▶ _EXERCISE REQUIREMENTS_: Only the pictures are to be left out; set down the rest of the records exactly.

-- start RECORDS FOR THIS EXERCISE --

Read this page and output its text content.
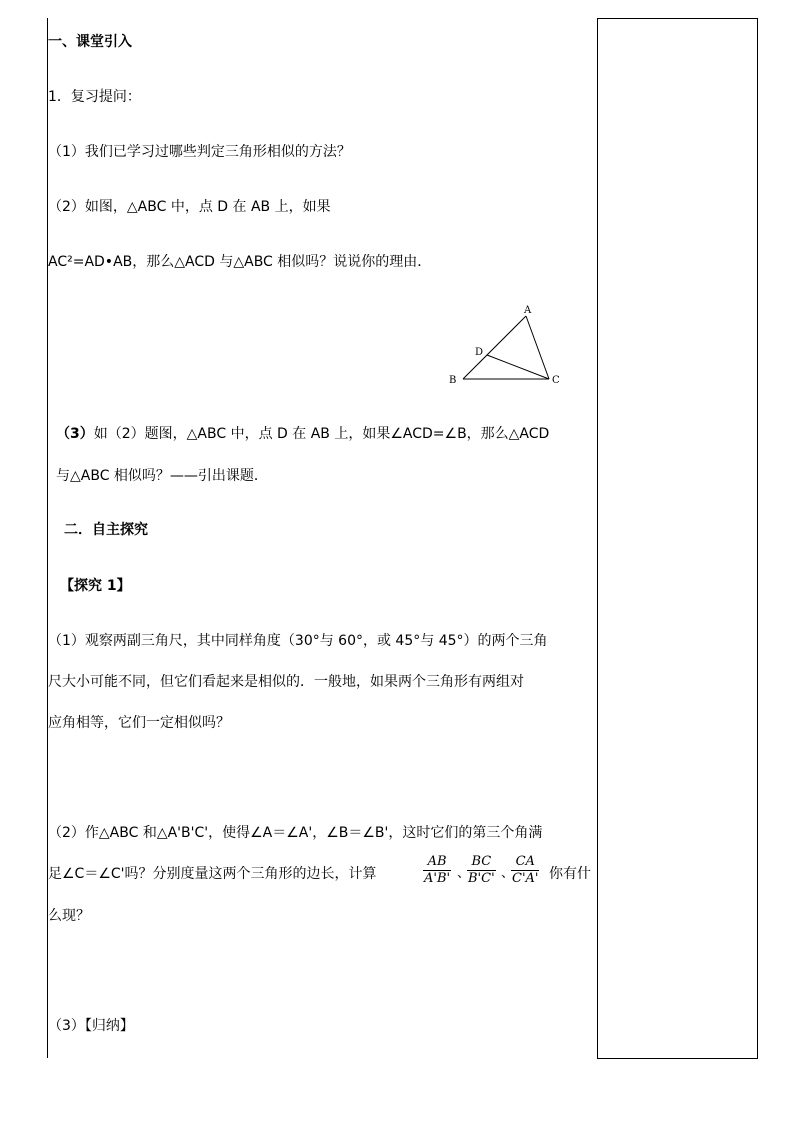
一、课堂引入
1．复习提问：
（1）我们已学习过哪些判定三角形相似的方法？
（2）如图，△ABC 中，点 D 在 AB 上，如果
AC²=AD•AB，那么△ACD 与△ABC 相似吗？说说你的理由．
A
B	C
D
（3）如（2）题图，△ABC 中，点 D 在 AB 上，如果∠ACD=∠B，那么△ACD
与△ABC 相似吗？——引出课题．
二．自主探究
【探究 1】
（1）观察两副三角尺，其中同样角度（30°与 60°，或 45°与 45°）的两个三角
尺大小可能不同，但它们看起来是相似的．一般地，如果两个三角形有两组对
应角相等，它们一定相似吗？
（2）作△ABC 和△A'B'C'，使得∠A＝∠A'，∠B＝∠B'，这时它们的第三个角满
足∠C＝∠C'吗？分别度量这两个三角形的边长，计算	$\frac{AB}{A'B'}$ 、
$\frac{BC}{B'C'}$ 、
$\frac{CA}{C'A'}$ 你有什
么现？
（3）【归纳】
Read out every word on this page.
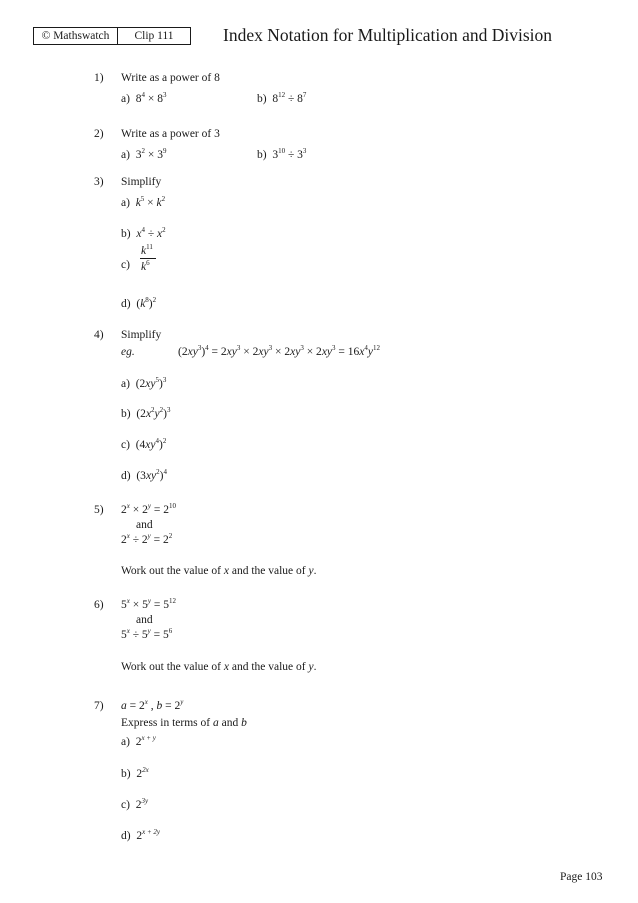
© Mathswatch	Clip 111	Index Notation for Multiplication and Division
1) Write as a power of 8
a) $8^4 \times 8^3$	b) $8^{12} \div 8^7$
2) Write as a power of 3
a) $3^2 \times 3^9$	b) $3^{10} \div 3^3$
3) Simplify
a) $k^5 \times k^2$
b) $x^4 \div x^2$
c)
$k^{11}$
$k^6$
d) $(k^8)^2$
4) Simplify
eg.	$(2xy^3)^4 = 2xy^3 \times 2xy^3 \times 2xy^3 \times 2xy^3 = 16x^4y^{12}$
a)  $(2xy^5)^3$
b)  $(2x^2y^2)^3$
c)  $(4xy^4)^2$
d)  $(3xy^2)^4$
5) $2^x \times 2^y = 2^{10}$
and
$2^x \div 2^y = 2^2$
Work out the value of x and the value of y.
6) $5^x \times 5^y = 5^{12}$
and
$5^x \div 5^y = 5^6$
Work out the value of x and the value of y.
7) $a = 2^x$ , $b = 2^y$
Express in terms of a and b
a) $2^{x + y}$
b) $2^{2x}$
c) $2^{3y}$
d) $2^{x + 2y}$
Page 103
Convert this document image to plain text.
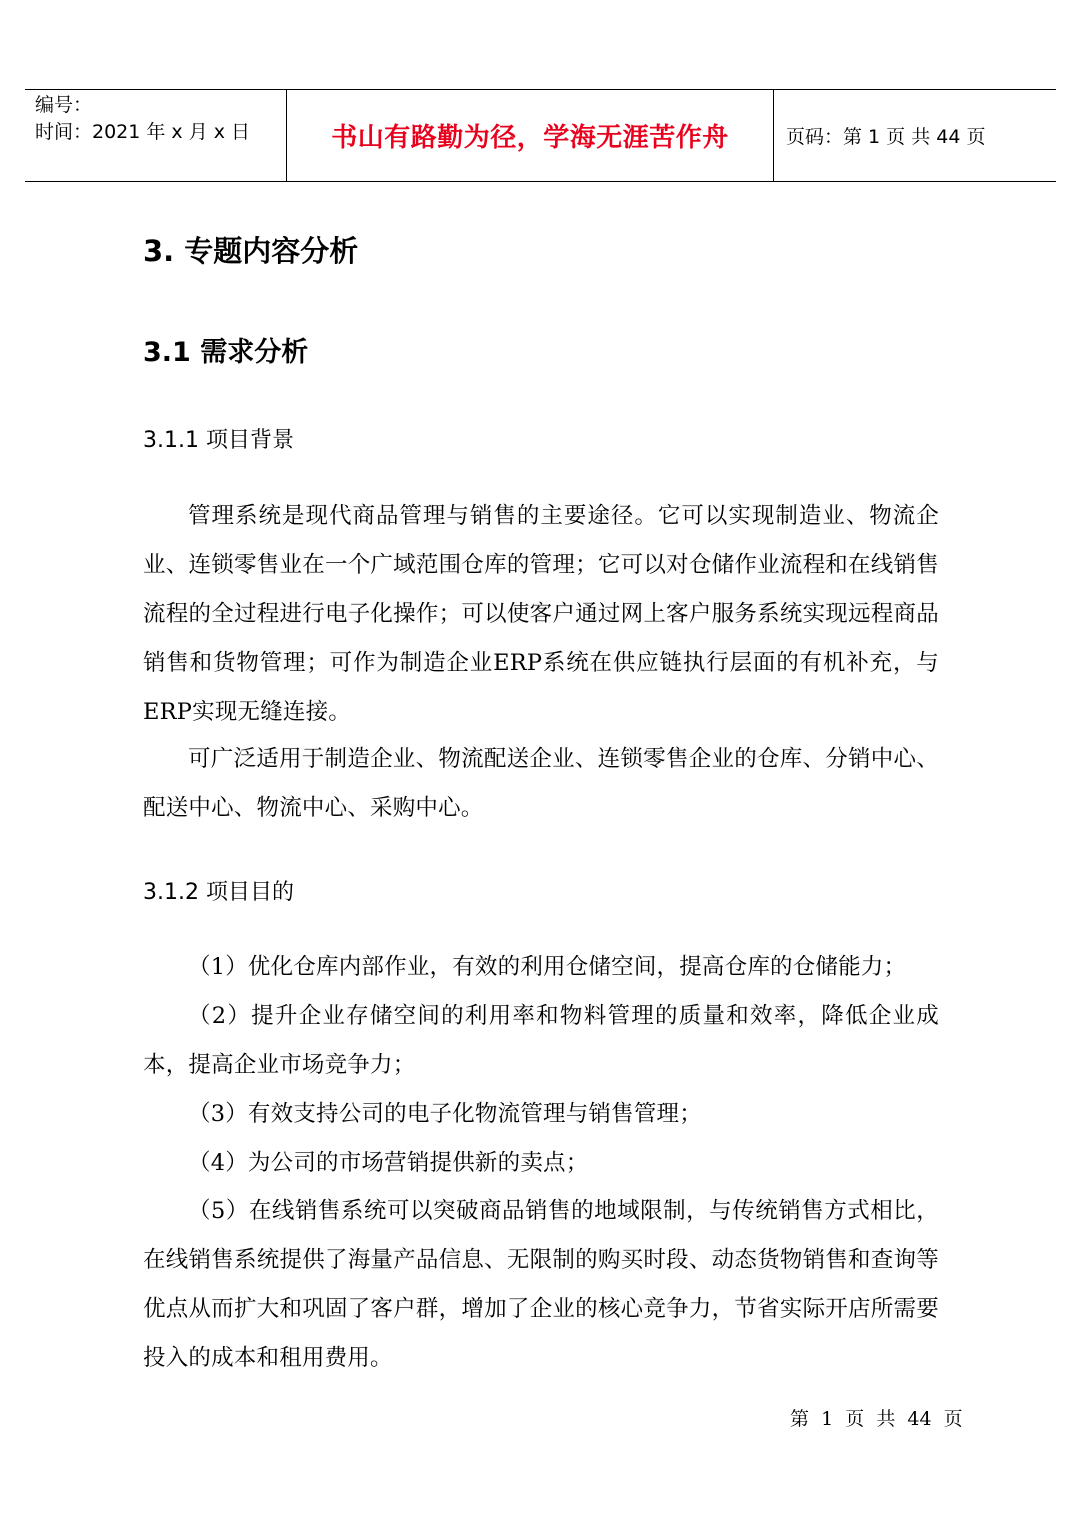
编号：
时间：2021 年 x 月 x 日	书山有路勤为径，学海无涯苦作舟	页码：第 1 页 共 44 页
3. 专题内容分析
3.1 需求分析
3.1.1 项目背景

管理系统是现代商品管理与销售的主要途径。它可以实现制造业、物流企业、连锁零售业在一个广域范围仓库的管理；它可以对仓储作业流程和在线销售流程的全过程进行电子化操作；可以使客户通过网上客户服务系统实现远程商品销售和货物管理；可作为制造企业ERP系统在供应链执行层面的有机补充，与ERP实现无缝连接。

可广泛适用于制造企业、物流配送企业、连锁零售企业的仓库、分销中心、配送中心、物流中心、采购中心。

3.1.2 项目目的

（1）优化仓库内部作业，有效的利用仓储空间，提高仓库的仓储能力；

（2）提升企业存储空间的利用率和物料管理的质量和效率，降低企业成本，提高企业市场竞争力；

（3）有效支持公司的电子化物流管理与销售管理；

（4）为公司的市场营销提供新的卖点；

（5）在线销售系统可以突破商品销售的地域限制，与传统销售方式相比，在线销售系统提供了海量产品信息、无限制的购买时段、动态货物销售和查询等优点从而扩大和巩固了客户群，增加了企业的核心竞争力，节省实际开店所需要投入的成本和租用费用。

第  1  页  共  44  页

-- end RECORDS FOR THIS EXERCISE --

▶ _TASK RESPONSE_:
Read this page and output its text content.
一、课堂引入
1．复习提问：
（1）我们已学习过哪些判定三角形相似的方法？
（2）如图，△ABC 中，点 D 在 AB 上，如果
AC²=AD•AB，那么△ACD 与△ABC 相似吗？说说你的理由．
A
B	C
D
（3）如（2）题图，△ABC 中，点 D 在 AB 上，如果∠ACD=∠B，那么△ACD
与△ABC 相似吗？——引出课题．
二．自主探究
【探究 1】
（1）观察两副三角尺，其中同样角度（30°与 60°，或 45°与 45°）的两个三角
尺大小可能不同，但它们看起来是相似的．一般地，如果两个三角形有两组对
应角相等，它们一定相似吗？
（2）作△ABC 和△A'B'C'，使得∠A＝∠A'，∠B＝∠B'，这时它们的第三个角满
足∠C＝∠C'吗？分别度量这两个三角形的边长，计算	$\frac{AB}{A'B'}$ 、
$\frac{BC}{B'C'}$ 、
$\frac{CA}{C'A'}$ 你有什
么现？
（3）【归纳】
Read out every word on this page.
© Mathswatch	Clip 111	Index Notation for Multiplication and Division
1) Write as a power of 8
a) $8^4 \times 8^3$	b) $8^{12} \div 8^7$
2) Write as a power of 3
a) $3^2 \times 3^9$	b) $3^{10} \div 3^3$
3) Simplify
a) $k^5 \times k^2$
b) $x^4 \div x^2$
c)
$k^{11}$
$k^6$
d) $(k^8)^2$
4) Simplify
eg.	$(2xy^3)^4 = 2xy^3 \times 2xy^3 \times 2xy^3 \times 2xy^3 = 16x^4y^{12}$
a)  $(2xy^5)^3$
b)  $(2x^2y^2)^3$
c)  $(4xy^4)^2$
d)  $(3xy^2)^4$
5) $2^x \times 2^y = 2^{10}$
and
$2^x \div 2^y = 2^2$
Work out the value of x and the value of y.
6) $5^x \times 5^y = 5^{12}$
and
$5^x \div 5^y = 5^6$
Work out the value of x and the value of y.
7) $a = 2^x$ , $b = 2^y$
Express in terms of a and b
a) $2^{x + y}$
b) $2^{2x}$
c) $2^{3y}$
d) $2^{x + 2y}$
Page 103
Convert this document image to plain text.
编号：
时间：2021 年 x 月 x 日	书山有路勤为径，学海无涯苦作舟	页码：第 1 页 共 44 页
3. 专题内容分析
3.1 需求分析
3.1.1 项目背景

管理系统是现代商品管理与销售的主要途径。它可以实现制造业、物流企业、连锁零售业在一个广域范围仓库的管理；它可以对仓储作业流程和在线销售流程的全过程进行电子化操作；可以使客户通过网上客户服务系统实现远程商品销售和货物管理；可作为制造企业ERP系统在供应链执行层面的有机补充，与ERP实现无缝连接。

可广泛适用于制造企业、物流配送企业、连锁零售企业的仓库、分销中心、配送中心、物流中心、采购中心。

3.1.2 项目目的

（1）优化仓库内部作业，有效的利用仓储空间，提高仓库的仓储能力；

（2）提升企业存储空间的利用率和物料管理的质量和效率，降低企业成本，提高企业市场竞争力；

（3）有效支持公司的电子化物流管理与销售管理；

（4）为公司的市场营销提供新的卖点；

（5）在线销售系统可以突破商品销售的地域限制，与传统销售方式相比，在线销售系统提供了海量产品信息、无限制的购买时段、动态货物销售和查询等优点从而扩大和巩固了客户群，增加了企业的核心竞争力，节省实际开店所需要投入的成本和租用费用。

第  1  页  共  44  页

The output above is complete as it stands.